## WHAT YOU SHOULD DO
Repeat each entry in full, exactly.

■ ■ ■ ■ ■

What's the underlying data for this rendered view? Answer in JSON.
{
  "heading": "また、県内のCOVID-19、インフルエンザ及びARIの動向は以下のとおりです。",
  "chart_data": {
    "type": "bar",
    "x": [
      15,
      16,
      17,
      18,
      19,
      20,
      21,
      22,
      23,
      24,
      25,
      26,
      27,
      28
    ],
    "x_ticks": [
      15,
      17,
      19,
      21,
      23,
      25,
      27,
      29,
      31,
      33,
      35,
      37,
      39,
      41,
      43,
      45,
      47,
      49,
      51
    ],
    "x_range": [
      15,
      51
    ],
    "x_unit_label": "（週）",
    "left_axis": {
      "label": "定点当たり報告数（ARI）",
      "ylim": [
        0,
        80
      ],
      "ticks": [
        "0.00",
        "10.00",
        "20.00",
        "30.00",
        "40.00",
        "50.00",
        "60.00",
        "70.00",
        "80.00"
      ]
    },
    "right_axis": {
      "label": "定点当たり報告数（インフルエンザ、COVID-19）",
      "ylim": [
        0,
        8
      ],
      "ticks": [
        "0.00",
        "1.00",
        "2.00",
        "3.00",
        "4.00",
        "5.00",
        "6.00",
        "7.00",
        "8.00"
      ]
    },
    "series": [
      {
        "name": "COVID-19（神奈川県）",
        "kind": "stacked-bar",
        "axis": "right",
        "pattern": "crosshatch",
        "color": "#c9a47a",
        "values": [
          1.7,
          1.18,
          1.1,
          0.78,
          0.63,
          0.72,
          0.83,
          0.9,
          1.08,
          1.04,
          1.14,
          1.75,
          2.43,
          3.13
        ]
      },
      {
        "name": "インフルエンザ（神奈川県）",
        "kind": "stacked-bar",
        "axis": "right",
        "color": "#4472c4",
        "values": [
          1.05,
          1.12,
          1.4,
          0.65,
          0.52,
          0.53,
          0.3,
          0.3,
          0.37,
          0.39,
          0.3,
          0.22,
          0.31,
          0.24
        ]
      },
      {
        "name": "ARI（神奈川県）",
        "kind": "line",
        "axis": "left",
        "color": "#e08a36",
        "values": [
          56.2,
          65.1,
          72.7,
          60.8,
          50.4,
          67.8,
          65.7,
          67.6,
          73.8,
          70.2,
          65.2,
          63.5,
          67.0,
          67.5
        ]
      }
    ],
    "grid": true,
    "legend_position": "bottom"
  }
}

■ ■ ■ ■ ■

## RESPONSE FOR THIS EXERCISE
What's the underlying data for this rendered view? Answer in JSON.
{
  "heading": "また、県内のCOVID-19、インフルエンザ及びARIの動向は以下のとおりです。",
  "chart_data": {
    "type": "bar",
    "x": [
      15,
      16,
      17,
      18,
      19,
      20,
      21,
      22,
      23,
      24,
      25,
      26,
      27,
      28
    ],
    "x_ticks": [
      15,
      17,
      19,
      21,
      23,
      25,
      27,
      29,
      31,
      33,
      35,
      37,
      39,
      41,
      43,
      45,
      47,
      49,
      51
    ],
    "x_range": [
      15,
      51
    ],
    "x_unit_label": "（週）",
    "left_axis": {
      "label": "定点当たり報告数（ARI）",
      "ylim": [
        0,
        80
      ],
      "ticks": [
        "0.00",
        "10.00",
        "20.00",
        "30.00",
        "40.00",
        "50.00",
        "60.00",
        "70.00",
        "80.00"
      ]
    },
    "right_axis": {
      "label": "定点当たり報告数（インフルエンザ、COVID-19）",
      "ylim": [
        0,
        8
      ],
      "ticks": [
        "0.00",
        "1.00",
        "2.00",
        "3.00",
        "4.00",
        "5.00",
        "6.00",
        "7.00",
        "8.00"
      ]
    },
    "series": [
      {
        "name": "COVID-19（神奈川県）",
        "kind": "stacked-bar",
        "axis": "right",
        "pattern": "crosshatch",
        "color": "#c9a47a",
        "values": [
          1.7,
          1.18,
          1.1,
          0.78,
          0.63,
          0.72,
          0.83,
          0.9,
          1.08,
          1.04,
          1.14,
          1.75,
          2.43,
          3.13
        ]
      },
      {
        "name": "インフルエンザ（神奈川県）",
        "kind": "stacked-bar",
        "axis": "right",
        "color": "#4472c4",
        "values": [
          1.05,
          1.12,
          1.4,
          0.65,
          0.52,
          0.53,
          0.3,
          0.3,
          0.37,
          0.39,
          0.3,
          0.22,
          0.31,
          0.24
        ]
      },
      {
        "name": "ARI（神奈川県）",
        "kind": "line",
        "axis": "left",
        "color": "#e08a36",
        "values": [
          56.2,
          65.1,
          72.7,
          60.8,
          50.4,
          67.8,
          65.7,
          67.6,
          73.8,
          70.2,
          65.2,
          63.5,
          67.0,
          67.5
        ]
      }
    ],
    "grid": true,
    "legend_position": "bottom"
  }
}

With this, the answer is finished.